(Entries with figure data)
------------------------------------------------
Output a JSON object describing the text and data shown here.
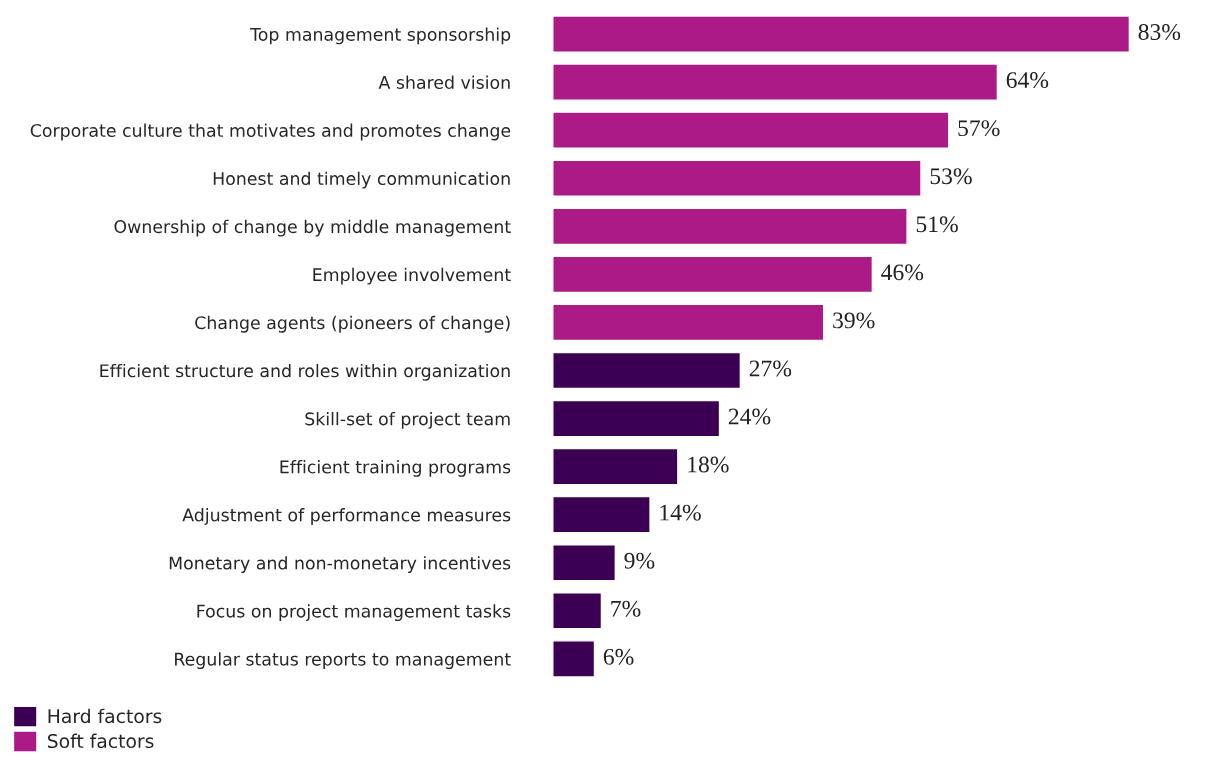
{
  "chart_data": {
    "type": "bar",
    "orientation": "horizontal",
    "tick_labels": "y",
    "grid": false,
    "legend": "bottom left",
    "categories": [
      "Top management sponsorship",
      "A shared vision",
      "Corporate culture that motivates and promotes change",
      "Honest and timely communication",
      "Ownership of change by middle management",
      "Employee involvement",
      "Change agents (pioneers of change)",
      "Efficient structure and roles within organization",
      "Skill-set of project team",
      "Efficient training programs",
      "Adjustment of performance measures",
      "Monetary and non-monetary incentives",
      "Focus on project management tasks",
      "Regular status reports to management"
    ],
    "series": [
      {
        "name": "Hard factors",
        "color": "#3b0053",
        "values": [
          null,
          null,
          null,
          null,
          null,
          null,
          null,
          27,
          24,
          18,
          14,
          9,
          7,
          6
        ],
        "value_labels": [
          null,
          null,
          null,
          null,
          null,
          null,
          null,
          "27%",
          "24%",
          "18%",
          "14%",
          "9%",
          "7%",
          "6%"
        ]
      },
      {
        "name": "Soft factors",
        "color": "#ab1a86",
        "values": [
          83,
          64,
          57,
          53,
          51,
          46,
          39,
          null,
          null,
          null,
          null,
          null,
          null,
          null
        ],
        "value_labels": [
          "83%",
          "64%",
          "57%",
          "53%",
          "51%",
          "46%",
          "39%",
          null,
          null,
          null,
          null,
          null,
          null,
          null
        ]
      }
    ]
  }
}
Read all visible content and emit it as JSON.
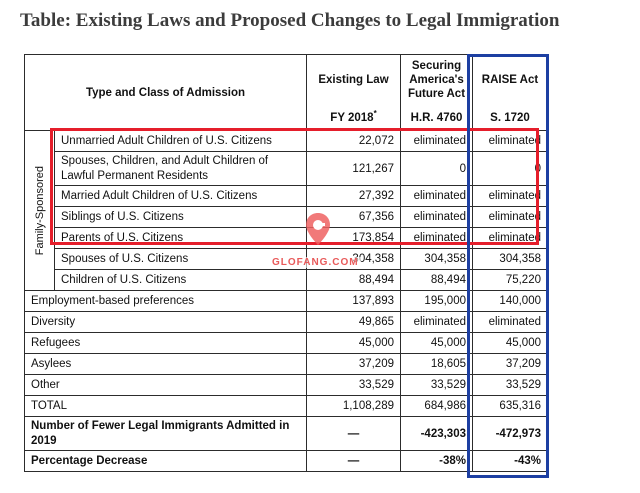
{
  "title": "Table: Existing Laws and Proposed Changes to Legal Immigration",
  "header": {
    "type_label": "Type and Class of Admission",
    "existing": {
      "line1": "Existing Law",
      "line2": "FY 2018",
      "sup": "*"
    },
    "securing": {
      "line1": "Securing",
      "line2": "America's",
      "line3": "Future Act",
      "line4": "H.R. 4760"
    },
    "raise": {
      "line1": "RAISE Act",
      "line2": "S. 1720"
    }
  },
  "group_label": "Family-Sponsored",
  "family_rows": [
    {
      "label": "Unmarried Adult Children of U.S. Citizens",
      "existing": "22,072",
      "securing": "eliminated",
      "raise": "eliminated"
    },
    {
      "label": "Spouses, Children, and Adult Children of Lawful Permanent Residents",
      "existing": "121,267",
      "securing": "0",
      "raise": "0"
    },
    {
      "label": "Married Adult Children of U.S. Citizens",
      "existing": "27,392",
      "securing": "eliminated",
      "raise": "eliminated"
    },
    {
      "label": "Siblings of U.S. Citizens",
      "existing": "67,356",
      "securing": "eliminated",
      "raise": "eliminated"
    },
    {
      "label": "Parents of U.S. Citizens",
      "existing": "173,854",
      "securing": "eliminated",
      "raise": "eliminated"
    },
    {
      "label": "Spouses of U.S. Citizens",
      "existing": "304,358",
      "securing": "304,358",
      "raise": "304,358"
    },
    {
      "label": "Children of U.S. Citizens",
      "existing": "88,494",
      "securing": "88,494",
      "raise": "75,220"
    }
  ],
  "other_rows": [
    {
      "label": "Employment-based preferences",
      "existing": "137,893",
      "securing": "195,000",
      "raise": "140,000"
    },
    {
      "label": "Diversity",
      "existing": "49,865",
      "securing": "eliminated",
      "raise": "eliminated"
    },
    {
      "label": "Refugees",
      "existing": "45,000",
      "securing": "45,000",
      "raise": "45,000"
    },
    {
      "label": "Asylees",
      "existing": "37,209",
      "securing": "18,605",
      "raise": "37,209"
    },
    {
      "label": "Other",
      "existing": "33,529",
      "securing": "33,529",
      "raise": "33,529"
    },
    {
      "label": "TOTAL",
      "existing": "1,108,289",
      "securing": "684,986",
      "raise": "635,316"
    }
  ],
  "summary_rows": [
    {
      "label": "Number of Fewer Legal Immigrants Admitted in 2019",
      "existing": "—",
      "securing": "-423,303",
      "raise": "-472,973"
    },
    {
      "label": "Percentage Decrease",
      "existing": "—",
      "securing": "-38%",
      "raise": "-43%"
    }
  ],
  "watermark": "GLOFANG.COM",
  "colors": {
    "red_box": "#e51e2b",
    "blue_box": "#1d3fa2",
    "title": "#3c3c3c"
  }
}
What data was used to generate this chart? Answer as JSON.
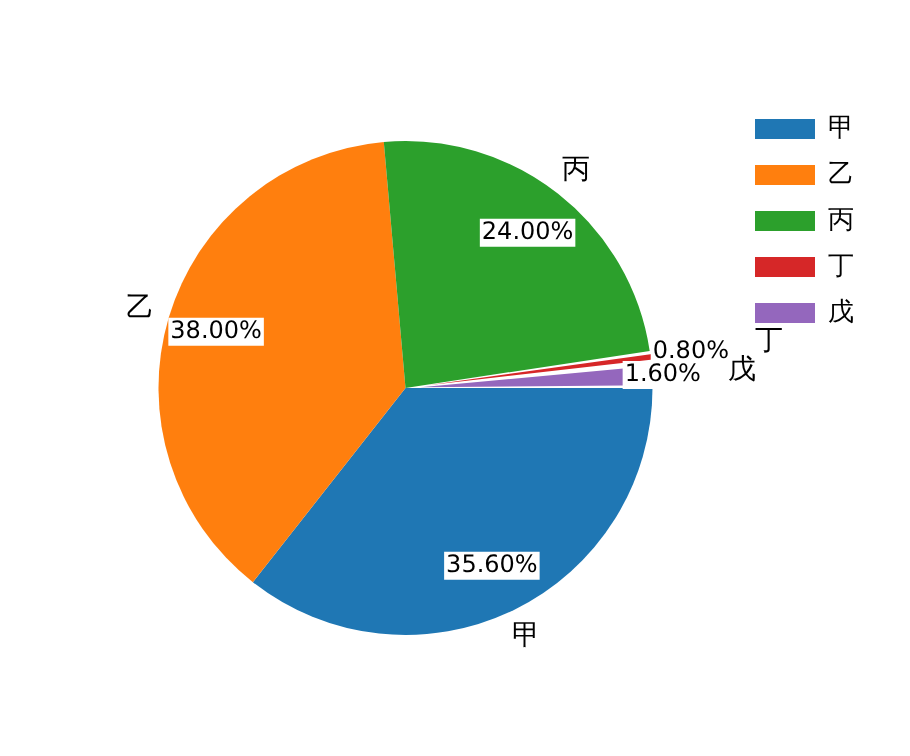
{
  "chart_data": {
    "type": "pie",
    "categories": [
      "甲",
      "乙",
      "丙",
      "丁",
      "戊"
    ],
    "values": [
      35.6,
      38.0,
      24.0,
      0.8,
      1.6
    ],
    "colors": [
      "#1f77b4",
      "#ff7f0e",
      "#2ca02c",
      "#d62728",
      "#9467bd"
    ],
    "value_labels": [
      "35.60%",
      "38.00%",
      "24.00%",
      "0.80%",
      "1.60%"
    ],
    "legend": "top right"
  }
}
------------------------------------------------
• **Short task**: In the data above, tally the lines holding "Efficient" and answer with the figure only.

• **Response**: 2